**Dataset:**

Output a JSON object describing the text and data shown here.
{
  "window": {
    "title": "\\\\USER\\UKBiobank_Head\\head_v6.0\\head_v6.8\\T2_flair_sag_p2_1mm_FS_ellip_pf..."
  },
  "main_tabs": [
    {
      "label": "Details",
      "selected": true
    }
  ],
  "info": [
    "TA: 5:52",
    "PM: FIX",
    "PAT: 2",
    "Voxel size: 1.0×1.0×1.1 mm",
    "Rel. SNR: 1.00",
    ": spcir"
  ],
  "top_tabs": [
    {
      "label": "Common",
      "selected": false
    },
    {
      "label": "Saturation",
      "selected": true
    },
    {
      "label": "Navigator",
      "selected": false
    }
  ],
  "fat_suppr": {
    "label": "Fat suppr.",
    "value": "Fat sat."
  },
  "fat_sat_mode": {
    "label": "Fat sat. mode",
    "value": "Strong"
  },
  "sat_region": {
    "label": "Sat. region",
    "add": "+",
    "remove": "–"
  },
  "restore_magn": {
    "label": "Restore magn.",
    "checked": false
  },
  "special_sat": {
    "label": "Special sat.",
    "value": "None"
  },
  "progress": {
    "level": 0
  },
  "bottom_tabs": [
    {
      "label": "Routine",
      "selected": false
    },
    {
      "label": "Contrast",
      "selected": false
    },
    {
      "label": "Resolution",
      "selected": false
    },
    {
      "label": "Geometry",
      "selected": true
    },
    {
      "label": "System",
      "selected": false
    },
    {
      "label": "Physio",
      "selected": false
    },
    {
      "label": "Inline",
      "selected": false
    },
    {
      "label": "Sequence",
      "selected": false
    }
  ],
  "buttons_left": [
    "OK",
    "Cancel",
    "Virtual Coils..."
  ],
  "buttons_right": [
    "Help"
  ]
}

**Aim of the exercise:**
Reproduce the material above exactly; please quote every line of it.

**Output of the exercise:**
Output a JSON object describing the text and data shown here.
{
  "window": {
    "title": "\\\\USER\\UKBiobank_Head\\head_v6.0\\head_v6.8\\T2_flair_sag_p2_1mm_FS_ellip_pf..."
  },
  "main_tabs": [
    {
      "label": "Details",
      "selected": true
    }
  ],
  "info": [
    "TA: 5:52",
    "PM: FIX",
    "PAT: 2",
    "Voxel size: 1.0×1.0×1.1 mm",
    "Rel. SNR: 1.00",
    ": spcir"
  ],
  "top_tabs": [
    {
      "label": "Common",
      "selected": false
    },
    {
      "label": "Saturation",
      "selected": true
    },
    {
      "label": "Navigator",
      "selected": false
    }
  ],
  "fat_suppr": {
    "label": "Fat suppr.",
    "value": "Fat sat."
  },
  "fat_sat_mode": {
    "label": "Fat sat. mode",
    "value": "Strong"
  },
  "sat_region": {
    "label": "Sat. region",
    "add": "+",
    "remove": "–"
  },
  "restore_magn": {
    "label": "Restore magn.",
    "checked": false
  },
  "special_sat": {
    "label": "Special sat.",
    "value": "None"
  },
  "progress": {
    "level": 0
  },
  "bottom_tabs": [
    {
      "label": "Routine",
      "selected": false
    },
    {
      "label": "Contrast",
      "selected": false
    },
    {
      "label": "Resolution",
      "selected": false
    },
    {
      "label": "Geometry",
      "selected": true
    },
    {
      "label": "System",
      "selected": false
    },
    {
      "label": "Physio",
      "selected": false
    },
    {
      "label": "Inline",
      "selected": false
    },
    {
      "label": "Sequence",
      "selected": false
    }
  ],
  "buttons_left": [
    "OK",
    "Cancel",
    "Virtual Coils..."
  ],
  "buttons_right": [
    "Help"
  ]
}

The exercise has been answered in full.